## BEGIN
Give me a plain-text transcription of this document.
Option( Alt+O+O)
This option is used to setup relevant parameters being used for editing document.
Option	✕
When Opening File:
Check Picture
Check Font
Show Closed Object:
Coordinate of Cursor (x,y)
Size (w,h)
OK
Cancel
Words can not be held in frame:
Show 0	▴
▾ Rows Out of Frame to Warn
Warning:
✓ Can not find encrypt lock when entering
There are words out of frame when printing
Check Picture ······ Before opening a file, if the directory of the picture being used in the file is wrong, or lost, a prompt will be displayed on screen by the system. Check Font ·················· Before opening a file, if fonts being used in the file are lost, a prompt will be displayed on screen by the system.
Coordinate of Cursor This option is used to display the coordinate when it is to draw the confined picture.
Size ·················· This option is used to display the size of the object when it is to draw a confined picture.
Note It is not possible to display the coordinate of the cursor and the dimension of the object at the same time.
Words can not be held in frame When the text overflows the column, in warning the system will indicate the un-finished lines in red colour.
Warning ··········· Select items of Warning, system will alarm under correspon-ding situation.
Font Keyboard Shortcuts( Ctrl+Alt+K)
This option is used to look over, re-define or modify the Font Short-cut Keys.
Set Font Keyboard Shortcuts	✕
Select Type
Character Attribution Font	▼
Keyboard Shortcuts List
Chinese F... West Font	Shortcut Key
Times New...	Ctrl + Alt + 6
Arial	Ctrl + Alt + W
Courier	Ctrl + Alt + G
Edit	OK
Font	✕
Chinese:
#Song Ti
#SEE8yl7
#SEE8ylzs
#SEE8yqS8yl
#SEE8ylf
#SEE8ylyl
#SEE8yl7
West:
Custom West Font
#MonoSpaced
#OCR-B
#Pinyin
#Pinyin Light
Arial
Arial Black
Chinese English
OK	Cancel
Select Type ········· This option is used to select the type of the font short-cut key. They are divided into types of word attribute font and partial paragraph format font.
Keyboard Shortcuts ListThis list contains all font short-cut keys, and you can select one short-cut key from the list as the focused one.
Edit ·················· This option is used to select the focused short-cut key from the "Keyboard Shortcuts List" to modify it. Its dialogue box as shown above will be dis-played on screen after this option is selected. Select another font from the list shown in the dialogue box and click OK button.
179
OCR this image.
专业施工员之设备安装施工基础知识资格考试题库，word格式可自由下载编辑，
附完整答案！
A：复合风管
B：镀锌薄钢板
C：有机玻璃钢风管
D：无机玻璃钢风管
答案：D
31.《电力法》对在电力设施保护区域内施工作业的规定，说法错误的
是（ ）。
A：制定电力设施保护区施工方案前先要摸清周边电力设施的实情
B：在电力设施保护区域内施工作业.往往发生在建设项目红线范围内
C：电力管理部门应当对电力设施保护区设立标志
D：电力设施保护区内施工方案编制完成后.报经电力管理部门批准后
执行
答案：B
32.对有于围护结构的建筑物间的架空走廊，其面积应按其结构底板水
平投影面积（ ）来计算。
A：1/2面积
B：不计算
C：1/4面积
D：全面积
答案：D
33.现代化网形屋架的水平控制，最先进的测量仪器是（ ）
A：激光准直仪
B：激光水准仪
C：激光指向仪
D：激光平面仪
## END
WORK REQUIRED
From the listing above, return each line with the word "held".

RESULT FOR THIS EXERCISE
Words can not be held in frame:
Words can not be held in frame When the text overflows the column, in warning the system will indicate the un-finished lines in red colour.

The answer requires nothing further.